REQUIREMENTS: The records below must be duplicated exactly, character for character.
┌────────
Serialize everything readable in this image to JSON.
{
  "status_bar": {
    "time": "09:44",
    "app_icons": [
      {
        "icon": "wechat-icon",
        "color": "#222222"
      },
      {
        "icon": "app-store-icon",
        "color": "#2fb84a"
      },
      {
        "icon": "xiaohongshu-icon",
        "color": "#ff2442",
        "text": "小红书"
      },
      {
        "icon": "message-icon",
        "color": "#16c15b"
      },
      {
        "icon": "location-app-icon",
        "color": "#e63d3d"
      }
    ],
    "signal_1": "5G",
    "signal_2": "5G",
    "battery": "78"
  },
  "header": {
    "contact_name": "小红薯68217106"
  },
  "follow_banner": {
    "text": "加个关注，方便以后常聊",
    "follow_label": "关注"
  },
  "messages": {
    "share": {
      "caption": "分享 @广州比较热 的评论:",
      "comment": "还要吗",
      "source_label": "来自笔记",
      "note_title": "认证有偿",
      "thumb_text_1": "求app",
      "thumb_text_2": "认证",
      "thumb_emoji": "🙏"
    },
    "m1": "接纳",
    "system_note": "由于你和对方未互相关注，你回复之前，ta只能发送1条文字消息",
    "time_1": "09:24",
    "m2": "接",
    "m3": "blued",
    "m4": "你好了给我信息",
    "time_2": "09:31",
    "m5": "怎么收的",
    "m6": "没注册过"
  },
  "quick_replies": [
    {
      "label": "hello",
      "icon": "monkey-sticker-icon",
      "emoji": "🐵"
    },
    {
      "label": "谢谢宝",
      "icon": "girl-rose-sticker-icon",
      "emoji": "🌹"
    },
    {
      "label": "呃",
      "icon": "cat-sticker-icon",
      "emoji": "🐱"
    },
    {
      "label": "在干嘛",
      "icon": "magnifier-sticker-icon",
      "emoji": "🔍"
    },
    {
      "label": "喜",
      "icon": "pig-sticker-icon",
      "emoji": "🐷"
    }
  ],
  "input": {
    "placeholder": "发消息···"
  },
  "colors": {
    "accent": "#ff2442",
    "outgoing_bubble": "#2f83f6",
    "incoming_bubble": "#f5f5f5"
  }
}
└────────
RESPONSE BELOW:
Serialize everything readable in this image to JSON.
{
  "status_bar": {
    "time": "09:44",
    "app_icons": [
      {
        "icon": "wechat-icon",
        "color": "#222222"
      },
      {
        "icon": "app-store-icon",
        "color": "#2fb84a"
      },
      {
        "icon": "xiaohongshu-icon",
        "color": "#ff2442",
        "text": "小红书"
      },
      {
        "icon": "message-icon",
        "color": "#16c15b"
      },
      {
        "icon": "location-app-icon",
        "color": "#e63d3d"
      }
    ],
    "signal_1": "5G",
    "signal_2": "5G",
    "battery": "78"
  },
  "header": {
    "contact_name": "小红薯68217106"
  },
  "follow_banner": {
    "text": "加个关注，方便以后常聊",
    "follow_label": "关注"
  },
  "messages": {
    "share": {
      "caption": "分享 @广州比较热 的评论:",
      "comment": "还要吗",
      "source_label": "来自笔记",
      "note_title": "认证有偿",
      "thumb_text_1": "求app",
      "thumb_text_2": "认证",
      "thumb_emoji": "🙏"
    },
    "m1": "接纳",
    "system_note": "由于你和对方未互相关注，你回复之前，ta只能发送1条文字消息",
    "time_1": "09:24",
    "m2": "接",
    "m3": "blued",
    "m4": "你好了给我信息",
    "time_2": "09:31",
    "m5": "怎么收的",
    "m6": "没注册过"
  },
  "quick_replies": [
    {
      "label": "hello",
      "icon": "monkey-sticker-icon",
      "emoji": "🐵"
    },
    {
      "label": "谢谢宝",
      "icon": "girl-rose-sticker-icon",
      "emoji": "🌹"
    },
    {
      "label": "呃",
      "icon": "cat-sticker-icon",
      "emoji": "🐱"
    },
    {
      "label": "在干嘛",
      "icon": "magnifier-sticker-icon",
      "emoji": "🔍"
    },
    {
      "label": "喜",
      "icon": "pig-sticker-icon",
      "emoji": "🐷"
    }
  ],
  "input": {
    "placeholder": "发消息···"
  },
  "colors": {
    "accent": "#ff2442",
    "outgoing_bubble": "#2f83f6",
    "incoming_bubble": "#f5f5f5"
  }
}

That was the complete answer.